» Task requirements: Go through the records and copy each line where the word "Scenario" occurs.

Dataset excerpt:

——

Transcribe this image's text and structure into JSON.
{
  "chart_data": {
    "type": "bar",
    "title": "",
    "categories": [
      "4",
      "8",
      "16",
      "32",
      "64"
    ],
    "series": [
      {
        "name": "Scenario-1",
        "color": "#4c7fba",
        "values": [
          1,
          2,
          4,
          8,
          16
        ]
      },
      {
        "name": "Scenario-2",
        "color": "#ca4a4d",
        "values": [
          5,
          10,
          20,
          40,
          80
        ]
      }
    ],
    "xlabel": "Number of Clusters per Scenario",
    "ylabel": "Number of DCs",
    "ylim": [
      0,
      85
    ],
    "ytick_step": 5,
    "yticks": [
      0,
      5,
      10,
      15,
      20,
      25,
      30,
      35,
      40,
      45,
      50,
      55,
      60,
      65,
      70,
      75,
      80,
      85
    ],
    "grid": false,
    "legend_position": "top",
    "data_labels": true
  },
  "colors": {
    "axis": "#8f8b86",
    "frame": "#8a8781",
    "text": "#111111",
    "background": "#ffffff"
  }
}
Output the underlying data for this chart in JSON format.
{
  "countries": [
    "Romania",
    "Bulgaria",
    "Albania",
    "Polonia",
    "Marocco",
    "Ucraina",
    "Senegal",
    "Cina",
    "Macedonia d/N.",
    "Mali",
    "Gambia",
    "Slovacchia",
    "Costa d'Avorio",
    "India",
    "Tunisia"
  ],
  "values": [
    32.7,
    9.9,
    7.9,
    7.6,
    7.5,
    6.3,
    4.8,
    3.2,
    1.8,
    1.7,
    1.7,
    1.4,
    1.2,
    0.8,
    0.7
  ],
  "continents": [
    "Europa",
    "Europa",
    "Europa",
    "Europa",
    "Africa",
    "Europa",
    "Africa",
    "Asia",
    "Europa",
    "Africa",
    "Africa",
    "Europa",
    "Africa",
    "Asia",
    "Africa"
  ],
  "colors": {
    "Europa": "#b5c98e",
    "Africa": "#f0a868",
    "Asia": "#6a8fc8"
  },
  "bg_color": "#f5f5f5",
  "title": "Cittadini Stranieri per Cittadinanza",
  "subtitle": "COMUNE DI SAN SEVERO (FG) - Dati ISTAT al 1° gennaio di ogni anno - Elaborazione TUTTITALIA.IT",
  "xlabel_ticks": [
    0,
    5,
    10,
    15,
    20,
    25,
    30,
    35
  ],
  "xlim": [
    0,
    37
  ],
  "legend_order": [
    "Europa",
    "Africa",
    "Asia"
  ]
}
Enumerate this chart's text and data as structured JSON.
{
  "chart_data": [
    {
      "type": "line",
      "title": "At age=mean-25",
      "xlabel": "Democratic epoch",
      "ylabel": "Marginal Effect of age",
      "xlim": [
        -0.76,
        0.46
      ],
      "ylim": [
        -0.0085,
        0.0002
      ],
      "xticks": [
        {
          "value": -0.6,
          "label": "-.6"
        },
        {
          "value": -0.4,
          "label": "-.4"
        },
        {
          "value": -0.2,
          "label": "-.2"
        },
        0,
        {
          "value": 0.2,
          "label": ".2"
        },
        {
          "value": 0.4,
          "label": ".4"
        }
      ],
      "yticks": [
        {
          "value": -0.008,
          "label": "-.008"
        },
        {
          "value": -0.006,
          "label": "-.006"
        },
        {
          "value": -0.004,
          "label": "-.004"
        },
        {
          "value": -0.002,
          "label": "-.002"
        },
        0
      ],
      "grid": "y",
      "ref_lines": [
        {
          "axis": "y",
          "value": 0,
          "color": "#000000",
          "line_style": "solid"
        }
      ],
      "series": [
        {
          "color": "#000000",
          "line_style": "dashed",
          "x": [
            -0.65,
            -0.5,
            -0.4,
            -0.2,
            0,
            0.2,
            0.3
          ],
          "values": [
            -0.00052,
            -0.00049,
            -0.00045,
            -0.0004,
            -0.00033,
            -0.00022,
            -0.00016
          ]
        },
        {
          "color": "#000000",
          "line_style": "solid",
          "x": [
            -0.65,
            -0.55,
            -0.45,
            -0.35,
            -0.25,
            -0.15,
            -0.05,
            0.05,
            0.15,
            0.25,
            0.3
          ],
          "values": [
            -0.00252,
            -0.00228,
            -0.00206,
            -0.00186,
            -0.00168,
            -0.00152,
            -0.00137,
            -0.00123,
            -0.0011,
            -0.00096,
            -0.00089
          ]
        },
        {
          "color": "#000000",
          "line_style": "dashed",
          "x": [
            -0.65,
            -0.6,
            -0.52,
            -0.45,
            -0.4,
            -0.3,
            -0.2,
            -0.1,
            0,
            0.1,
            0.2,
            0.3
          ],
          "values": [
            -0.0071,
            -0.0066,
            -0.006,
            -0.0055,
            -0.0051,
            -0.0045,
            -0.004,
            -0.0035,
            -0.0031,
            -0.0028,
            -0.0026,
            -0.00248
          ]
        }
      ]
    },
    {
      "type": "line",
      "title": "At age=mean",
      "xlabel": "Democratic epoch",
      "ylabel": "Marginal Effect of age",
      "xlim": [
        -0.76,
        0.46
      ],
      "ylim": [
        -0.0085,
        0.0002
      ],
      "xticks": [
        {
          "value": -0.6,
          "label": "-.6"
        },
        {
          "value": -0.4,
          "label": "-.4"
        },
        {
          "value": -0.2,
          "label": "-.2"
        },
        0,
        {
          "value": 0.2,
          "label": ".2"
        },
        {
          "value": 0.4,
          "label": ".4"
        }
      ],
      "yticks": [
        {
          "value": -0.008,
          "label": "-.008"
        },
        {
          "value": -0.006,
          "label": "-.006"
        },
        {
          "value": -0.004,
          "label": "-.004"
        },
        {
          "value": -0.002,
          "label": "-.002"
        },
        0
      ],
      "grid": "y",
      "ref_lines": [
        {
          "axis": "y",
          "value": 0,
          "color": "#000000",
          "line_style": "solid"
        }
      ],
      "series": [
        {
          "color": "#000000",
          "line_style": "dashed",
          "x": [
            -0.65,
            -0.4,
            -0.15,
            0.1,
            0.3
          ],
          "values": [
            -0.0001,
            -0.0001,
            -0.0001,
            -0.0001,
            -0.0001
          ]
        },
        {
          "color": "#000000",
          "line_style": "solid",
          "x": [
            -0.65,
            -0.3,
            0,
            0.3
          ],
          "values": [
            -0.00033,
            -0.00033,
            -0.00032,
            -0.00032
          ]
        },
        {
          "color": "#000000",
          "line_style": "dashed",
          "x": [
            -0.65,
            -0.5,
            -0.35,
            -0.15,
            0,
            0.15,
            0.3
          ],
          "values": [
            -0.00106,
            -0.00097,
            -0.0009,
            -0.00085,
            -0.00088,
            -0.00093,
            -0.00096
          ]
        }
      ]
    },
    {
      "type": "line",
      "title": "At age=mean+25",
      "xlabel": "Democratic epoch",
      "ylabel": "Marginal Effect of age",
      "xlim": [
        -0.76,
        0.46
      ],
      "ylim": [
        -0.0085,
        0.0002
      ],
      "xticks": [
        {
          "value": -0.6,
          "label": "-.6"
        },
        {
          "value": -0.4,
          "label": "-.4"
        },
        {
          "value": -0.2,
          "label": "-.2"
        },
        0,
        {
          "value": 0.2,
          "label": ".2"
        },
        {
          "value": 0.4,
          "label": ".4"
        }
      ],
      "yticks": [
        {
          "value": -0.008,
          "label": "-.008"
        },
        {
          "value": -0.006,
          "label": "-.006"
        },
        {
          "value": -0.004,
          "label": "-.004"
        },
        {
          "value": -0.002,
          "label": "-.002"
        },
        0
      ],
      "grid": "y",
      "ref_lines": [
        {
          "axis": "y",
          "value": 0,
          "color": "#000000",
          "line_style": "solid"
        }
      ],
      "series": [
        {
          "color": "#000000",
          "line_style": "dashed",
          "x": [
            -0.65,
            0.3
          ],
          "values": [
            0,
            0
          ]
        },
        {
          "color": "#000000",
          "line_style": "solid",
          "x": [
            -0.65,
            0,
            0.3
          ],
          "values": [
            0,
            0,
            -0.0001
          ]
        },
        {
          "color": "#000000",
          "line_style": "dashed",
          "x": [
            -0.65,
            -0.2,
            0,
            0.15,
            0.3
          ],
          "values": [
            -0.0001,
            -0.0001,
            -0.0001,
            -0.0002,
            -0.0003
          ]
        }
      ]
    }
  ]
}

——

» Full answer:
        "name": "Scenario-1",
        "name": "Scenario-2",
    "xlabel": "Number of Clusters per Scenario",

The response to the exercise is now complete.